- [Work to be completed]:
In the text about building automation infrastructure, what is named as the main driver behind the design of the communication infrastructure?

- [Text under study]:
*** Block opens ***

The first three items tend to cover similar functions to the SCADA (Supervisory Control and Data Acquisition) [8] systems found in industrial automation, while the latter are more akin to the software information systems domain.
The second level consists of the infrastructure layer, which aims at gluing together all involved devices, including sensors, actuators, computational nodes and the user interface, into a unified communication system. Such infrastructure is traditionally based on a wired infrastructure exploiting field-bus protocols, but increasingly, Ethernet-based or wireless solutions are being adopted. The main issues related to the design of the integration and communication infrastructure may be outlined as follows:
  • The main driver behind the design of the communication infrastructure is, quite naturally, the technology chosen for field devices; see the relevant description below.
  • The infrastructure is mainly identified by the communication protocols that are adopted; in fact, in many cases, protocols, devices and infrastructure are so intertwined that their choice must be joint. Such protocols may be derived from field-bus standards, from Internet standards or from wireless network solutions; in the worst cases, there may be legacy or proprietary protocols to be integrated in the infrastructures.
  • Different design choices are also influenced by the scale of the installation: in fact, while the focus of the paper is on buildings, the same technologies and architectures may scale from very local solutions (e.g., houses), to wider and/or geographic-scale settings (buildings, sets of buildings, up to neighborhoods or smart city or transport systems).

*** Block closes ***

[Dataset entries]
*** Block opens ***

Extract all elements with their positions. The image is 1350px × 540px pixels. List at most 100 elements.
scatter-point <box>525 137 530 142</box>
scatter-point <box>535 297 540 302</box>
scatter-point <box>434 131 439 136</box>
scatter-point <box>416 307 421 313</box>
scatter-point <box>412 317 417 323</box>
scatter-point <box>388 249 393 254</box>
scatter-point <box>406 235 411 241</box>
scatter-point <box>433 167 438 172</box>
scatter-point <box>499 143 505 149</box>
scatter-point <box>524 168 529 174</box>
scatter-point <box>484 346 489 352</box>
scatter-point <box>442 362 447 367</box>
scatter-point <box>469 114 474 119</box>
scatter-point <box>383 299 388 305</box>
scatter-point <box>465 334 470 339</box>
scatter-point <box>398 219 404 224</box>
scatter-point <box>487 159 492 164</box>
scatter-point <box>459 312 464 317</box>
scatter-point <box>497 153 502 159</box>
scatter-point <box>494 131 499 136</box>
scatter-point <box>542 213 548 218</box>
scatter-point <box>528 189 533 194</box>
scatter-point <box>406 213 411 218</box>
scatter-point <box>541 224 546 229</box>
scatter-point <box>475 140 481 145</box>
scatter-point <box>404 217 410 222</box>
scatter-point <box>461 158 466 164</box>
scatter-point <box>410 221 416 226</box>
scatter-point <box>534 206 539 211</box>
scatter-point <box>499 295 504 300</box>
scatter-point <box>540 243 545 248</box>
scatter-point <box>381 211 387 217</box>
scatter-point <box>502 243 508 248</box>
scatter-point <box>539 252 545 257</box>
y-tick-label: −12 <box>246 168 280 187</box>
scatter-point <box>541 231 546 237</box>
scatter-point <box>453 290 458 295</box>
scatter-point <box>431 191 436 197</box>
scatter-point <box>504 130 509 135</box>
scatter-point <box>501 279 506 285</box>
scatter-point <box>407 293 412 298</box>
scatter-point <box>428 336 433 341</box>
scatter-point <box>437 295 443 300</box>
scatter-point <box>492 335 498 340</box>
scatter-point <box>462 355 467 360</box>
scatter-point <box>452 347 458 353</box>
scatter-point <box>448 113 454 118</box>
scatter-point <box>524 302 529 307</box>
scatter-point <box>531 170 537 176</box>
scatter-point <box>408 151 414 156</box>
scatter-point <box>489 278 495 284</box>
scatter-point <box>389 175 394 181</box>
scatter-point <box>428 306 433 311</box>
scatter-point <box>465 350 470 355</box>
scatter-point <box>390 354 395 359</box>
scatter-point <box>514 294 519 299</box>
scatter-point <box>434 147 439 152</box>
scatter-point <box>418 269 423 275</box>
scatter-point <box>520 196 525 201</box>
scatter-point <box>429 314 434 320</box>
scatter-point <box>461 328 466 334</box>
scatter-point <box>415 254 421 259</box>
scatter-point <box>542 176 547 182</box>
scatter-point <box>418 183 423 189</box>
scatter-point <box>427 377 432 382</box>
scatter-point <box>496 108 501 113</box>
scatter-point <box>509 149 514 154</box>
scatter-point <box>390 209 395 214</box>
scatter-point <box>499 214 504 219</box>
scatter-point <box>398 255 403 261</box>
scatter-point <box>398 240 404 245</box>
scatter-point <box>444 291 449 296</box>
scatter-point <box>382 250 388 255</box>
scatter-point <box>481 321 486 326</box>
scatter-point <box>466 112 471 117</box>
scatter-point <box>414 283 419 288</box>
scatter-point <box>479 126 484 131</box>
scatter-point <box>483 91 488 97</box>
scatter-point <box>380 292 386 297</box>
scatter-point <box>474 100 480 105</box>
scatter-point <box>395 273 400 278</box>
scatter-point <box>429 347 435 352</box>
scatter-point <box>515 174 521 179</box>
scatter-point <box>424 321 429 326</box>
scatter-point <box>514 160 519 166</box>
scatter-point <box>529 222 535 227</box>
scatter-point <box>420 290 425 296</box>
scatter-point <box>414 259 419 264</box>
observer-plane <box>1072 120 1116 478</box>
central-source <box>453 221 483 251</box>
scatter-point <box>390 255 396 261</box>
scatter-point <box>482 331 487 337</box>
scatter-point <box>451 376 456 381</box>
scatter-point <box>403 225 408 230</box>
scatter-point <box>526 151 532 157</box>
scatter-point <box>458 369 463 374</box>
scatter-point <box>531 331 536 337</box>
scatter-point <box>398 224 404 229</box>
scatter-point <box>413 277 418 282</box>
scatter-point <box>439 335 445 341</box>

*** Block closes ***

- [Answer for this exercise]:
The technology chosen for field devices.